Extracted data entries
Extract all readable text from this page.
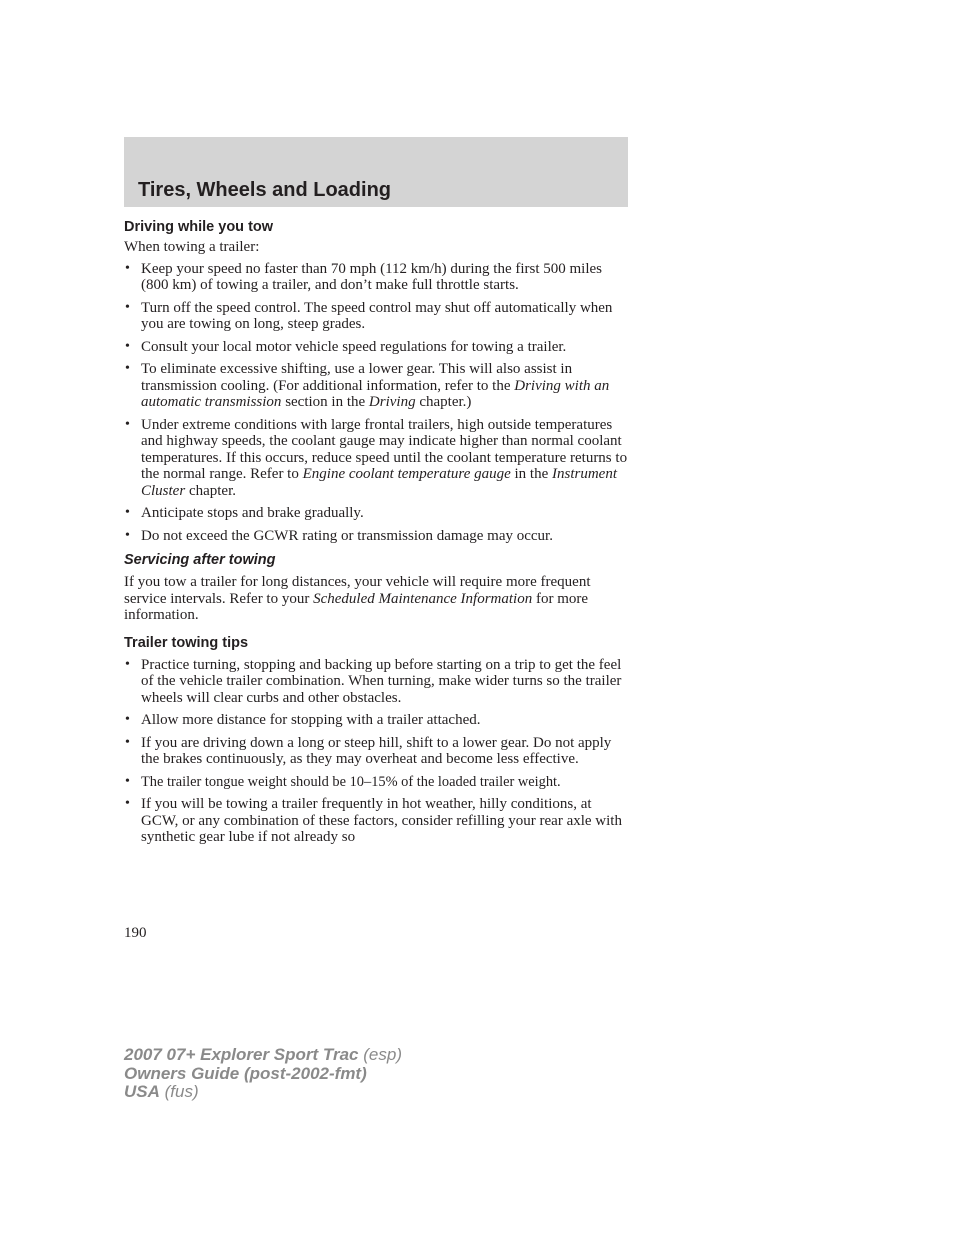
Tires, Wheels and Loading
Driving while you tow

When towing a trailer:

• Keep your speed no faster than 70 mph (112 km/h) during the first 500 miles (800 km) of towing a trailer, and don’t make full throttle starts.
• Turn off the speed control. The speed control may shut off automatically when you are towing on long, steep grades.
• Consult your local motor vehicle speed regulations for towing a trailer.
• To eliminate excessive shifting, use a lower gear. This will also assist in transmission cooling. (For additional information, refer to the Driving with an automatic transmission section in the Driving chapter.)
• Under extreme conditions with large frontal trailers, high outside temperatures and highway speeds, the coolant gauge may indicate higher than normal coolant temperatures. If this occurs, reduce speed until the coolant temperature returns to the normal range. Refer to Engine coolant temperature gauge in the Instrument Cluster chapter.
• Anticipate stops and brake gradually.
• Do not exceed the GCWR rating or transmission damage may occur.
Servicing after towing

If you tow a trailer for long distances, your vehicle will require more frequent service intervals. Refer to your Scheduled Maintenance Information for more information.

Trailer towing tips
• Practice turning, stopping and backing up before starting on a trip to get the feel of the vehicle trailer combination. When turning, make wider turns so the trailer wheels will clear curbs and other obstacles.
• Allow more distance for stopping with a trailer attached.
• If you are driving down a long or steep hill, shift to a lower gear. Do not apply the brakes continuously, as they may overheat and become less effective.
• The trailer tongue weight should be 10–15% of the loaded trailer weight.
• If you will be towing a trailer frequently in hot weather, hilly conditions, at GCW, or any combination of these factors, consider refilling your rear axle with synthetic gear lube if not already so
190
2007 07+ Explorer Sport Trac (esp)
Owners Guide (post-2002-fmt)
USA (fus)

...

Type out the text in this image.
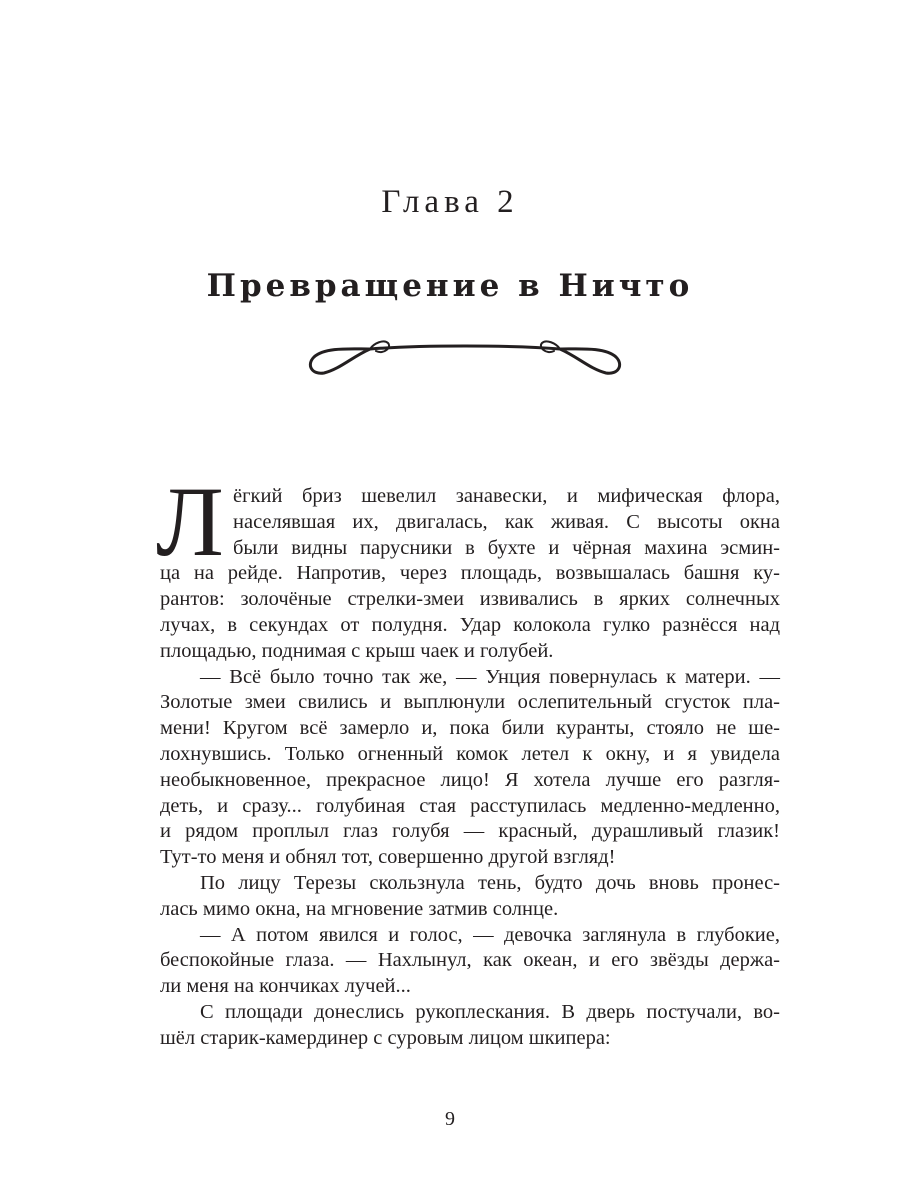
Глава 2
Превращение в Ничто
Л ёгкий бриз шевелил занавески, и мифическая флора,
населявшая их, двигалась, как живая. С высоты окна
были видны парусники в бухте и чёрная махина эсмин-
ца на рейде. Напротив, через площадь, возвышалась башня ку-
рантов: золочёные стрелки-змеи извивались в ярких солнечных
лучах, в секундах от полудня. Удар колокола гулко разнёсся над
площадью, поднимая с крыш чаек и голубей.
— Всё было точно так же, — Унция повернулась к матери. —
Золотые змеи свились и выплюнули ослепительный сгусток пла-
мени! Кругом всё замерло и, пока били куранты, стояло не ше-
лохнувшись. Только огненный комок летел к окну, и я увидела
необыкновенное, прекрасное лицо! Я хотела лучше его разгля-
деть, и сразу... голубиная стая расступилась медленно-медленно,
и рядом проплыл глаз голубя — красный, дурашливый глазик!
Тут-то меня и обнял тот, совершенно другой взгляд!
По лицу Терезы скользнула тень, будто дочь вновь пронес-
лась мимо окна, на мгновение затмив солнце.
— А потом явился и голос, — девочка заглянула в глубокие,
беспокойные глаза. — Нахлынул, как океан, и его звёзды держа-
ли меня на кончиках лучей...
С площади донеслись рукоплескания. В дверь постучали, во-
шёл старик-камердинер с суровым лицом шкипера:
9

--

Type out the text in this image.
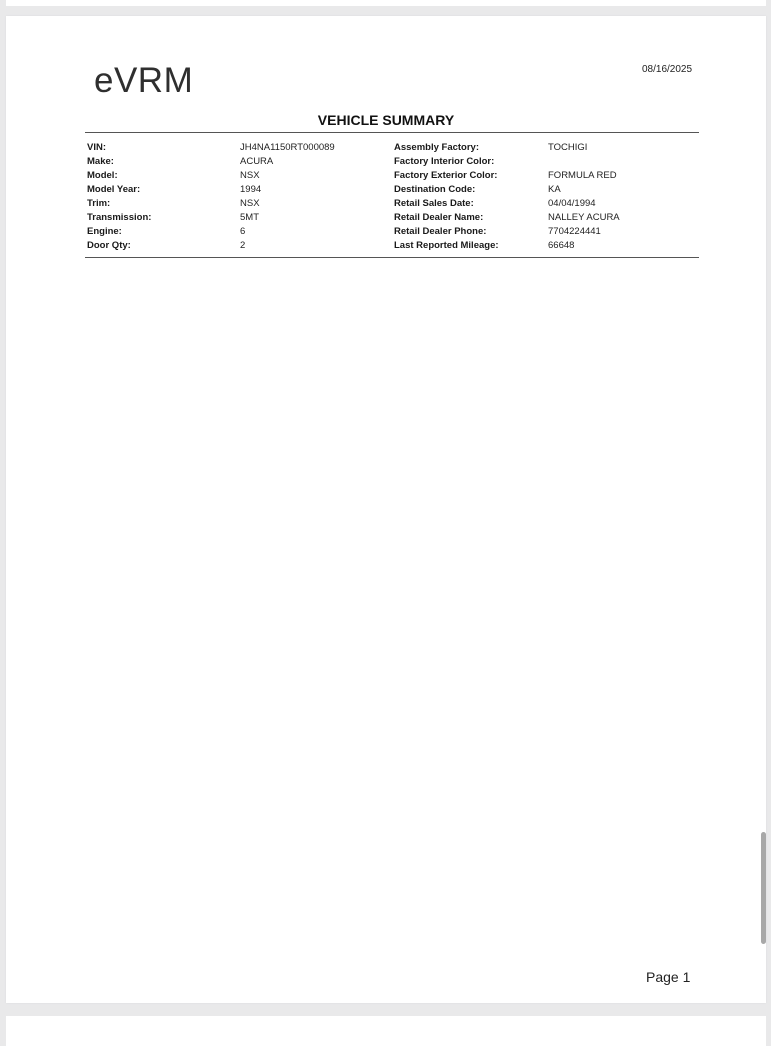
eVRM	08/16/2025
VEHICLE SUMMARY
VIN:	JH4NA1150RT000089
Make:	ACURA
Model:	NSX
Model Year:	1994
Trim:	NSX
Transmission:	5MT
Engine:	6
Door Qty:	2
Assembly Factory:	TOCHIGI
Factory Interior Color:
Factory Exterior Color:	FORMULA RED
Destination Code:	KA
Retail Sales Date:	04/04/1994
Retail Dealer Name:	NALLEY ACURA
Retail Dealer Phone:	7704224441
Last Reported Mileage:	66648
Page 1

Directions for this task:
Show every line from the listing above in which the string "more" appears.

Exercise response:
If you tow a trailer for long distances, your vehicle will require more frequent service intervals. Refer to your Scheduled Maintenance Information for more information.
• Allow more distance for stopping with a trailer attached.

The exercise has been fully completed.